EJERCICIO ESCRITO 1:
Imprime completo y sin cambios el texto sobre las relaciones internacionales.

Podemos empero observar cómo algunas de las dimensiones de esa separación entre interior y exterior, vinculada al Estado soberano, han sido objeto de estudio en disciplinas como las relaciones internacionales durante las últimas décadas. 3 En este campo, han surgido perspectivas que cuestionan unas concepciones que no solo definen el Estado cómo el único sujeto con un poder real capaz de actuar y generar explicaciones acerca de lo que ocurre en la política mundial, sino que además dota al ente soberano de una voluntad autónoma, en torno a la cual se formulan nociones de identidades e intereses unitarios y dados.

Para algunos investigadores, los enfoques tradicionales de las relaciones internacionales han quedado obsoletos y anacrónicos por no haberse adaptado a unas transformaciones aceleradas que han afectado profundamente al funcionamiento de los Estados y al sistema internacional. Los argumentos de este tipo indican fenómenos globalizadores relativamente recientes como los principales causantes de una importante anacronía teórica en la disciplina. Es decir, afirman que los nuevos procesos de transnacionalización o globalización (política, económica, social, cultural, tecnológica, militar, etc.) requieren nuevas formas de entender las categorías políticas utilizadas en las relaciones internacionales.

Para otros, existe una debilidad inherente al corpus teórico-político de las relaciones internacionales. Sostienen que esta debilidad ha supuesto una falta de estudio profundo y riguroso sobre los fundamentos conceptuales de la disciplina. Desde esta perspectiva, la carencia teórico-política en el estudio de las relaciones internacionales no se debe principalmente a transformaciones aceleradas en su campo empírico, sino a que la disciplina carece desde el principio de disquisiciones penetrantes y rigurosas sobre la naturaleza de lo político. En este contexto, se señalan los puntos ciegos teóricos y ontológicos presentes en la forma de concebir las relaciones internacionales, argumentando que esta disciplina no ha inquirido suficientemente sus propios postulados sobre la política, el Estado y el ciudadano.

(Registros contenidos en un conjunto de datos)
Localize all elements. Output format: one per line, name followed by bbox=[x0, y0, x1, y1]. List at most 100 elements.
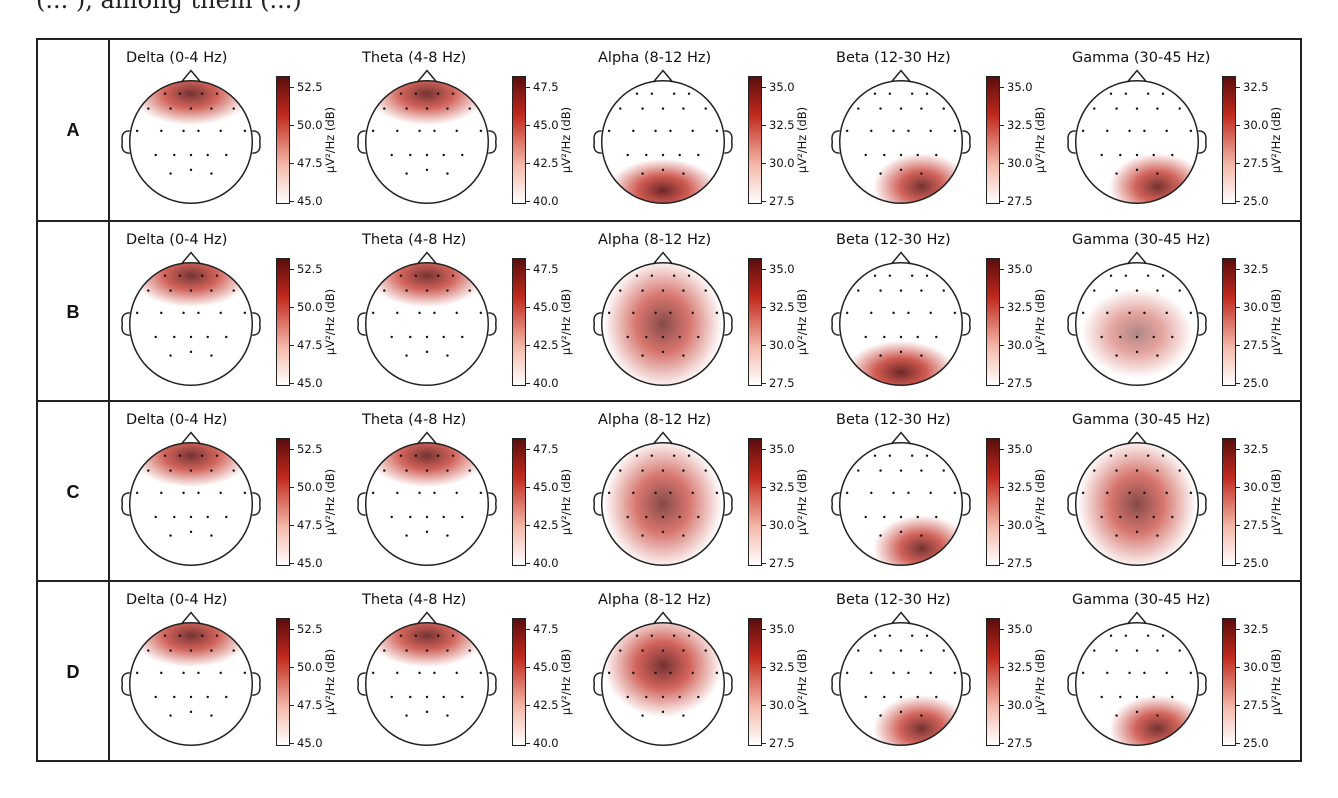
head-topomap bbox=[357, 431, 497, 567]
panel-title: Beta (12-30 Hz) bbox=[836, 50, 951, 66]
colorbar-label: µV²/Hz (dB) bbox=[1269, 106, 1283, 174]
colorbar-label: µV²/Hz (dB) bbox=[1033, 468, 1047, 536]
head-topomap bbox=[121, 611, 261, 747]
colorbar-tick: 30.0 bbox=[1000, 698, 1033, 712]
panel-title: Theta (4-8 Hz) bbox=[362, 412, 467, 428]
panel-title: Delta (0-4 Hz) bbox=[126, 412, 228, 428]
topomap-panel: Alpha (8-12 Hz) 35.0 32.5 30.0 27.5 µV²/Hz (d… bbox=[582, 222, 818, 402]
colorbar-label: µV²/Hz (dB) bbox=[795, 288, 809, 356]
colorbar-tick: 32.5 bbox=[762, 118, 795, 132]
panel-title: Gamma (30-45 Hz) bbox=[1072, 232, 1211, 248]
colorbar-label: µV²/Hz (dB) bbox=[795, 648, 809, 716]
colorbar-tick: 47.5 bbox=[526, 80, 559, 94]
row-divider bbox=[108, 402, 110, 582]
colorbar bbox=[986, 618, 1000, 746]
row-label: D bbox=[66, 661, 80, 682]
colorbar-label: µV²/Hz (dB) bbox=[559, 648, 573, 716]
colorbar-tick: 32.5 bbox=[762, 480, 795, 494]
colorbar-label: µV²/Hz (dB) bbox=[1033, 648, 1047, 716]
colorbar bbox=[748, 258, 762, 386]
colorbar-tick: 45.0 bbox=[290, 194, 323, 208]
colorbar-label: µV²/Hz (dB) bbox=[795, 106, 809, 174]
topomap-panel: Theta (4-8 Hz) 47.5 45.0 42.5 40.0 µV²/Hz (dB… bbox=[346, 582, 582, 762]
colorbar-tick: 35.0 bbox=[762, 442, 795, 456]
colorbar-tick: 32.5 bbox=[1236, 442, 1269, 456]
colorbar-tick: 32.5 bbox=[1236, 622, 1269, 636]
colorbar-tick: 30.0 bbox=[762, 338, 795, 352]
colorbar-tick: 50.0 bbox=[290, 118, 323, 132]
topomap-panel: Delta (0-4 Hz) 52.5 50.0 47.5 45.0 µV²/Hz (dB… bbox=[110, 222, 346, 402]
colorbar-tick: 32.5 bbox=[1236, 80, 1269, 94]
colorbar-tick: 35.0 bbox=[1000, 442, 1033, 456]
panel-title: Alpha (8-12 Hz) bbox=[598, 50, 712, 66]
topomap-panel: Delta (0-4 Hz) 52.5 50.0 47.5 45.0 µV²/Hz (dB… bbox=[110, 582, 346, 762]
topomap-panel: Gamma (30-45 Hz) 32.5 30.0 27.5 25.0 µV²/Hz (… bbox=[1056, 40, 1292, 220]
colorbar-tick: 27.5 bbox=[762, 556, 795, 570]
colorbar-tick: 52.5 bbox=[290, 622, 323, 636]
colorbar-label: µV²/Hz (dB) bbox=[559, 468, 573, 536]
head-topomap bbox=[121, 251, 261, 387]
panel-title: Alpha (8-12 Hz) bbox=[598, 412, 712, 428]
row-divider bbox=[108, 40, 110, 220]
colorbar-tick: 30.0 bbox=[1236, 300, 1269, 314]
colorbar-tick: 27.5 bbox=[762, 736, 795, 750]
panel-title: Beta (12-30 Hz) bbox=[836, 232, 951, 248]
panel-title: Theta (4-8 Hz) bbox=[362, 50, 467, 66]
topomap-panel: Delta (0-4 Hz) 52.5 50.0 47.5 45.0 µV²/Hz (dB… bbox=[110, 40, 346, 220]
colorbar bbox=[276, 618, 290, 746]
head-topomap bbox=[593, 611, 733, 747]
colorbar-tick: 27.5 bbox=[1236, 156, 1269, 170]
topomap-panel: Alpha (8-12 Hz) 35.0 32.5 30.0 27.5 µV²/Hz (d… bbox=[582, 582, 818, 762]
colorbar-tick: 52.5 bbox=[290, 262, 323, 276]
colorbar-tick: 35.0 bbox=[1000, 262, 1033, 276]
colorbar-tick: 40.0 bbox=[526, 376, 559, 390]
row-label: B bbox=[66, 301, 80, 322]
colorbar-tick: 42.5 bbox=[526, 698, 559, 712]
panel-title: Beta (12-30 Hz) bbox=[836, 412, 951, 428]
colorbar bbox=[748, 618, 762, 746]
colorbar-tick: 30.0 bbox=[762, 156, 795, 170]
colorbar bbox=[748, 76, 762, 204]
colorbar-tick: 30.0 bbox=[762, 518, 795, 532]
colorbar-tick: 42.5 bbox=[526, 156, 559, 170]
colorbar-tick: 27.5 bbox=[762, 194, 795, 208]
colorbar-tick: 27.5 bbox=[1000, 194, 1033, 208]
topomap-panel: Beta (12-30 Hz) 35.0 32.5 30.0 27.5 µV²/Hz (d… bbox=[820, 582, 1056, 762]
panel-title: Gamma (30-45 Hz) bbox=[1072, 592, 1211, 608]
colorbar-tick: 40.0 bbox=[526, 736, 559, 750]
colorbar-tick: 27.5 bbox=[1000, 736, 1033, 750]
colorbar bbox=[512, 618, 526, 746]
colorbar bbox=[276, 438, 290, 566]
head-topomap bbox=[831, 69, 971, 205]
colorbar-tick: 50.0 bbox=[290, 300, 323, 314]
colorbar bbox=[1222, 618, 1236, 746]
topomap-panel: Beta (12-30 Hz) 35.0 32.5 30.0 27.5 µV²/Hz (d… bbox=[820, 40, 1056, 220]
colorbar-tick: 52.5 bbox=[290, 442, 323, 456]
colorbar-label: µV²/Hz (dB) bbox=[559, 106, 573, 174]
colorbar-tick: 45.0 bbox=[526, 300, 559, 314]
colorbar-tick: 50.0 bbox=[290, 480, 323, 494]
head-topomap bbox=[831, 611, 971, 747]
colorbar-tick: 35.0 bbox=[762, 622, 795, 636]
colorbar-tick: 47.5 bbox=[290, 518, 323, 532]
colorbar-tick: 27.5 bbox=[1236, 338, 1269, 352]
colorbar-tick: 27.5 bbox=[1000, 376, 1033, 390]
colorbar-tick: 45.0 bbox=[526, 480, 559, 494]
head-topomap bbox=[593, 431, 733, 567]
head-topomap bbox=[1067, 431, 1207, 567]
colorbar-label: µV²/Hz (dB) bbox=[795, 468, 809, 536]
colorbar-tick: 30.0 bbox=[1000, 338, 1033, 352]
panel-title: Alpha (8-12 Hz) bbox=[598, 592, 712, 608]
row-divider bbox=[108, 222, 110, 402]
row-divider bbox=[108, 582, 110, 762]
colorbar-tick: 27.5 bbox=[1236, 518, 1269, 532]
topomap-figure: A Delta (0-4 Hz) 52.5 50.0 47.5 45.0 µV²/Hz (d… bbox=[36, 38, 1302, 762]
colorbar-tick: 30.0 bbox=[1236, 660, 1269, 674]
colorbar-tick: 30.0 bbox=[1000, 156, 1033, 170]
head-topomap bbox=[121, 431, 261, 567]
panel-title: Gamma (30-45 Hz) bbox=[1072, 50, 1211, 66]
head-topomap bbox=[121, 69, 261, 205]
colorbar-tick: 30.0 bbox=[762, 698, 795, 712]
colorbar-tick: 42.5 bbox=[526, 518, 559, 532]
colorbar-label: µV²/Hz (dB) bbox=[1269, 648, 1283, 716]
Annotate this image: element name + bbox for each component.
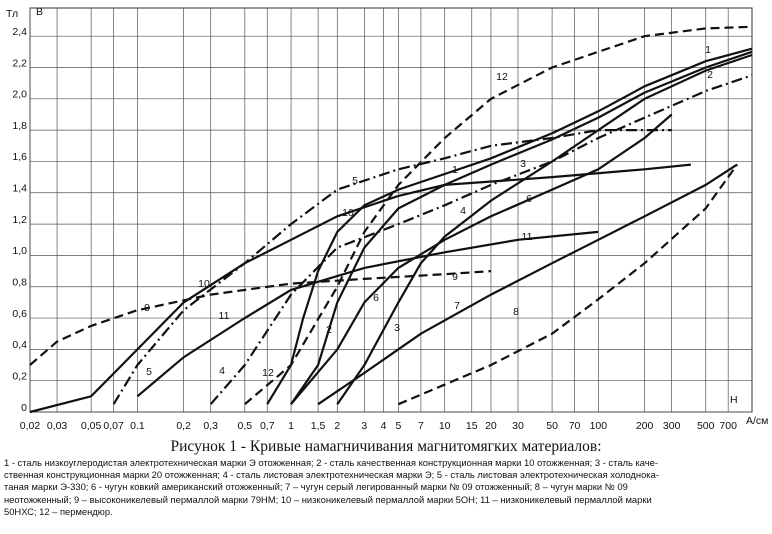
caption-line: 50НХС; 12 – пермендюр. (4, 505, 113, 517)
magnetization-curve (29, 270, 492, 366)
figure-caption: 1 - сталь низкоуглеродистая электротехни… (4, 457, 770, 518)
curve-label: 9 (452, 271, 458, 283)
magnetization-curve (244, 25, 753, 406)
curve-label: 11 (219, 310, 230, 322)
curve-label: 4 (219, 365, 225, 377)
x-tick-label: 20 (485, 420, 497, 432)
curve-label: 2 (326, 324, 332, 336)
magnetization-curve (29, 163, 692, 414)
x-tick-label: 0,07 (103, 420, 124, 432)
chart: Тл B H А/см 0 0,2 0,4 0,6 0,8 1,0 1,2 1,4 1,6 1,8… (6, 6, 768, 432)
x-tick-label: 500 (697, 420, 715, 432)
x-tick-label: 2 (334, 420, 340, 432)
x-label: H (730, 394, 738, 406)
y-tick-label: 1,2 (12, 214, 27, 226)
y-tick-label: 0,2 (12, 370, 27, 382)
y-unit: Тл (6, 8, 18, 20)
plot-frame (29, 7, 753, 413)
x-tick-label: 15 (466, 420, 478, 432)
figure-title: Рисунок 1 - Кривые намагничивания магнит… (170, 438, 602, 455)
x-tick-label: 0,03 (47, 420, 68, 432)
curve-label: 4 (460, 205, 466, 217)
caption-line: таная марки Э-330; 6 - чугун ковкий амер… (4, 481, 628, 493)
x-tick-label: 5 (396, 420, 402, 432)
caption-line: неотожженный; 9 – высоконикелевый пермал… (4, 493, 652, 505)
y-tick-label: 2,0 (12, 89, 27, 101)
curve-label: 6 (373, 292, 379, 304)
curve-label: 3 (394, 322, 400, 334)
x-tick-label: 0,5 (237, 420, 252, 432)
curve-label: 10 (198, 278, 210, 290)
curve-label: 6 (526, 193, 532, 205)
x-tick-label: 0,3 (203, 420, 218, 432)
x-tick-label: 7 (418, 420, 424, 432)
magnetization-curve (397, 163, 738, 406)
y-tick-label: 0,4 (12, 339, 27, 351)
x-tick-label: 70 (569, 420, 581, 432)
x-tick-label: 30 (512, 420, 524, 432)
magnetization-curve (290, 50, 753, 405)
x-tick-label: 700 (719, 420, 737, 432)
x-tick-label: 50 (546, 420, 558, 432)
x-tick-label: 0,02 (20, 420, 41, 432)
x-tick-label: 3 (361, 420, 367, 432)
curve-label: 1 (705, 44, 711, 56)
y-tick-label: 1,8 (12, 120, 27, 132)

EJERCICIO ESCRITO 2:
Convierte en lista numerada la parte de los registros que empieza en la línea que contiene "caption-line: 50НХС; 12" y termina en la que contiene "plot-frame (29, 7, 753, 413)", ambas incluidas. Omite las líneas en blanco.

RESPUESTA COMPLETA 1:
Podemos empero observar cómo algunas de las dimensiones de esa separación entre interior y exterior, vinculada al Estado soberano, han sido objeto de estudio en disciplinas como las relaciones internacionales durante las últimas décadas. 3 En este campo, han surgido perspectivas que cuestionan unas concepciones que no solo definen el Estado cómo el único sujeto con un poder real capaz de actuar y generar explicaciones acerca de lo que ocurre en la política mundial, sino que además dota al ente soberano de una voluntad autónoma, en torno a la cual se formulan nociones de identidades e intereses unitarios y dados.

Para algunos investigadores, los enfoques tradicionales de las relaciones internacionales han quedado obsoletos y anacrónicos por no haberse adaptado a unas transformaciones aceleradas que han afectado profundamente al funcionamiento de los Estados y al sistema internacional. Los argumentos de este tipo indican fenómenos globalizadores relativamente recientes como los principales causantes de una importante anacronía teórica en la disciplina. Es decir, afirman que los nuevos procesos de transnacionalización o globalización (política, económica, social, cultural, tecnológica, militar, etc.) requieren nuevas formas de entender las categorías políticas utilizadas en las relaciones internacionales.

Para otros, existe una debilidad inherente al corpus teórico-político de las relaciones internacionales. Sostienen que esta debilidad ha supuesto una falta de estudio profundo y riguroso sobre los fundamentos conceptuales de la disciplina. Desde esta perspectiva, la carencia teórico-política en el estudio de las relaciones internacionales no se debe principalmente a transformaciones aceleradas en su campo empírico, sino a que la disciplina carece desde el principio de disquisiciones penetrantes y rigurosas sobre la naturaleza de lo político. En este contexto, se señalan los puntos ciegos teóricos y ontológicos presentes en la forma de concebir las relaciones internacionales, argumentando que esta disciplina no ha inquirido suficientemente sus propios postulados sobre la política, el Estado y el ciudadano.

RESPUESTA COMPLETA 2:
1. caption-line: 50НХС; 12 – пермендюр. (4, 505, 113, 517)
2. magnetization-curve (29, 270, 492, 366)
3. figure-caption: 1 - сталь низкоуглеродистая электротехни… (4, 457, 770, 518)
4. curve-label: 9 (452, 271, 458, 283)
5. magnetization-curve (244, 25, 753, 406)
6. curve-label: 11 (219, 310, 230, 322)
7. curve-label: 4 (219, 365, 225, 377)
8. x-tick-label: 20 (485, 420, 497, 432)
9. curve-label: 2 (326, 324, 332, 336)
10. magnetization-curve (29, 163, 692, 414)
11. x-tick-label: 0,07 (103, 420, 124, 432)
12. chart: Тл B H А/см 0 0,2 0,4 0,6 0,8 1,0 1,2 1,4 1,6 1,8… (6, 6, 768, 432)
13. x-tick-label: 500 (697, 420, 715, 432)
14. x-tick-label: 2 (334, 420, 340, 432)
15. x-label: H (730, 394, 738, 406)
16. y-tick-label: 1,2 (12, 214, 27, 226)
17. y-tick-label: 0,2 (12, 370, 27, 382)
18. y-unit: Тл (6, 8, 18, 20)
19. plot-frame (29, 7, 753, 413)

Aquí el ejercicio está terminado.